What would you like to report?
In my research, i was using the eq2_153M_ec4_allmd.pt model to predict the adsorption energy of some small molecules on a slab of Ni(111). My idea was to calculate it using the equiformer model and the fine tune the model for my specific models, reducing the MAE. However, as i understand, this model is not working anymore of Fairchem_v2. Can i do the same thing with UMA? And if so, i should just use the "uma-sm" checkpoint?
I asked the same question on the huggingface forum, but i can't see it anymore, so i thought maybe it'd be more appropriate to ask this in here.
Yup sorry about that, we closed the forum so we can consolidate everything here.
Correct, the older models are no longer supported in v2. Fortunately uma-sm is a plug in replacement here. See the example below:
from ase.build import fcc100, add_adsorbate, molecule
from ase.optimize import LBFGS
from fairchem.core import pretrained_mlip, FAIRChemCalculator
predictor = pretrained_mlip.get_predict_unit("uma-sm", device="cuda")
calc = FAIRChemCalculator(predictor, task_name="oc20")

(What this exercise asks)
A) From the forum thread about replacing the older fairchem model, copy the stretch from "What would you" through "consolidate everything here.".
B) In the forum thread about fairchem models, which checkpoint does the reply call a plug-in replacement for the older models?

(Provided information)
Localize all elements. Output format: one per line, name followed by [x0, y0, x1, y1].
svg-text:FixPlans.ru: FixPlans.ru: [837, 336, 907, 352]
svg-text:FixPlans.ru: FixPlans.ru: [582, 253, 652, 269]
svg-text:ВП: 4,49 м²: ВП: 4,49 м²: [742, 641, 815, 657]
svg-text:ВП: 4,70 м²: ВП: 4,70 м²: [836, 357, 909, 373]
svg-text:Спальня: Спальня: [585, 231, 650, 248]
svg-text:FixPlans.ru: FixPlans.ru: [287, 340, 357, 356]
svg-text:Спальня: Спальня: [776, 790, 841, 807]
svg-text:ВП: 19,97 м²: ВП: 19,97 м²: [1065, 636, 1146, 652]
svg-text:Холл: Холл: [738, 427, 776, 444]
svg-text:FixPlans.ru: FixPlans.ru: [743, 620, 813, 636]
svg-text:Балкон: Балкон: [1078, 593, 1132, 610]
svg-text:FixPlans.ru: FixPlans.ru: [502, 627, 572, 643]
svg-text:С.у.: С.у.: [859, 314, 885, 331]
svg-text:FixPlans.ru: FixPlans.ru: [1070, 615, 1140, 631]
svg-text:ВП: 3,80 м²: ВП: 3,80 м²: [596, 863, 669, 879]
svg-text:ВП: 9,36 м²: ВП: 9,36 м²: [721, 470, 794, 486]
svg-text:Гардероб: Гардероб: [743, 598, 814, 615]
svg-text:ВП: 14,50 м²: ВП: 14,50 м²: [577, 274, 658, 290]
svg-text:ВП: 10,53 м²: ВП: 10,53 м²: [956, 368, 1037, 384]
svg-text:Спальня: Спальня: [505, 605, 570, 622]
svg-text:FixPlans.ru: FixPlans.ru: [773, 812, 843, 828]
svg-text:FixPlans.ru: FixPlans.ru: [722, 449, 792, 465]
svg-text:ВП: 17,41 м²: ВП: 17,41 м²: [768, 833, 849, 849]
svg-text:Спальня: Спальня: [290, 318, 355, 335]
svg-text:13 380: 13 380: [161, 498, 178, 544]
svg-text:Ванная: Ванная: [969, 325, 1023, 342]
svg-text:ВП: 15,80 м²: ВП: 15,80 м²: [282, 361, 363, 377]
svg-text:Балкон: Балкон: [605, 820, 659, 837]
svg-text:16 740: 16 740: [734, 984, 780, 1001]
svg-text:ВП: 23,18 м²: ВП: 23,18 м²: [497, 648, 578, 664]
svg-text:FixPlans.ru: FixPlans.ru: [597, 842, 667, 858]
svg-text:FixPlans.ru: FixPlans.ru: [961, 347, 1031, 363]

(Per-task outputs)
A)
What would you like to report?
In my research, i was using the eq2_153M_ec4_allmd.pt model to predict the adsorption energy of some small molecules on a slab of Ni(111). My idea was to calculate it using the equiformer model and the fine tune the model for my specific models, reducing the MAE. However, as i understand, this model is not working anymore of Fairchem_v2. Can i do the same thing with UMA? And if so, i should just use the "uma-sm" checkpoint?
I asked the same question on the huggingface forum, but i can't see it anymore, so i thought maybe it'd be more appropriate to ask this in here.
Yup sorry about that, we closed the forum so we can consolidate everything here.

B) uma-sm